— START DATA LINES —

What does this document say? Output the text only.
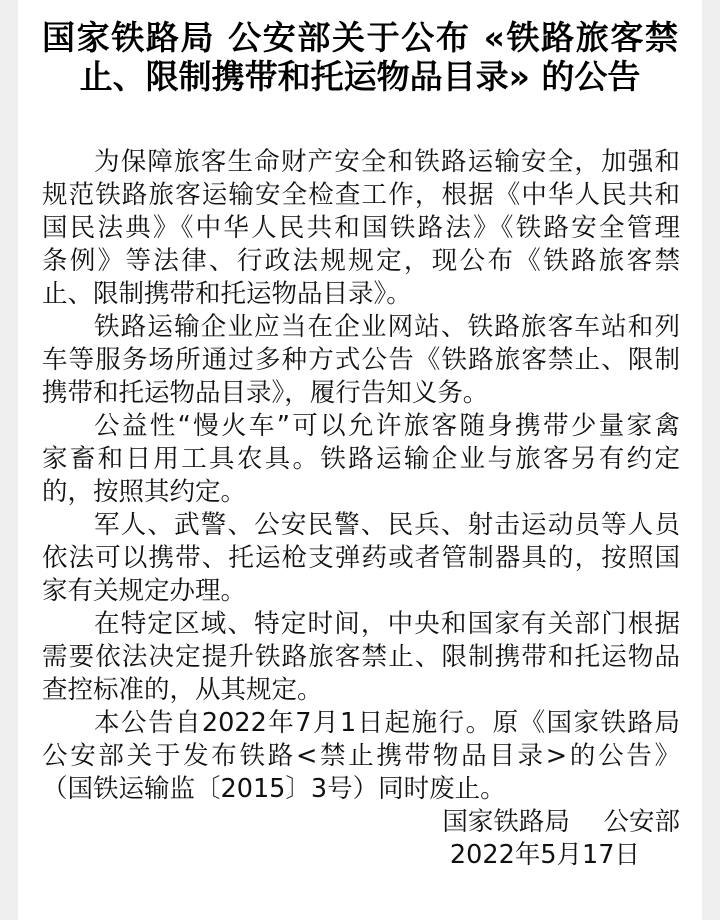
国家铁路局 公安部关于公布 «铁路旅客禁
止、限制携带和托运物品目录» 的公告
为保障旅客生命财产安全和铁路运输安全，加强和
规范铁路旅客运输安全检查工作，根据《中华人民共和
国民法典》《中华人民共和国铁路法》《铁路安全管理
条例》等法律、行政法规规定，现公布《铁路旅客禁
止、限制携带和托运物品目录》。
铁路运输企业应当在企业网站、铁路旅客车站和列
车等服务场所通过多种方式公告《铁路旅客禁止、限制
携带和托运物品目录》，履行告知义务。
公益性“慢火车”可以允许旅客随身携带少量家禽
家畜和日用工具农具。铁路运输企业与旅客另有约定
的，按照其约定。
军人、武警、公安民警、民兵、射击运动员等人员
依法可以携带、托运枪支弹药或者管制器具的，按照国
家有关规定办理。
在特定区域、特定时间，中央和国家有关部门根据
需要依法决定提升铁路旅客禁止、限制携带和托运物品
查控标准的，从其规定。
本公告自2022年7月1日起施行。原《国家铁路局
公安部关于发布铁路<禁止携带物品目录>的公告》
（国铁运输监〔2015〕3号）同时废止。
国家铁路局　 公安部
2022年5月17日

— END DATA LINES —

THE TASK: Write out the material above again, word for word, minus its pictures.

WRITTEN ANSWER:
What does this document say? Output the text only.
国家铁路局 公安部关于公布 «铁路旅客禁
止、限制携带和托运物品目录» 的公告
为保障旅客生命财产安全和铁路运输安全，加强和
规范铁路旅客运输安全检查工作，根据《中华人民共和
国民法典》《中华人民共和国铁路法》《铁路安全管理
条例》等法律、行政法规规定，现公布《铁路旅客禁
止、限制携带和托运物品目录》。
铁路运输企业应当在企业网站、铁路旅客车站和列
车等服务场所通过多种方式公告《铁路旅客禁止、限制
携带和托运物品目录》，履行告知义务。
公益性“慢火车”可以允许旅客随身携带少量家禽
家畜和日用工具农具。铁路运输企业与旅客另有约定
的，按照其约定。
军人、武警、公安民警、民兵、射击运动员等人员
依法可以携带、托运枪支弹药或者管制器具的，按照国
家有关规定办理。
在特定区域、特定时间，中央和国家有关部门根据
需要依法决定提升铁路旅客禁止、限制携带和托运物品
查控标准的，从其规定。
本公告自2022年7月1日起施行。原《国家铁路局
公安部关于发布铁路<禁止携带物品目录>的公告》
（国铁运输监〔2015〕3号）同时废止。
国家铁路局　 公安部
2022年5月17日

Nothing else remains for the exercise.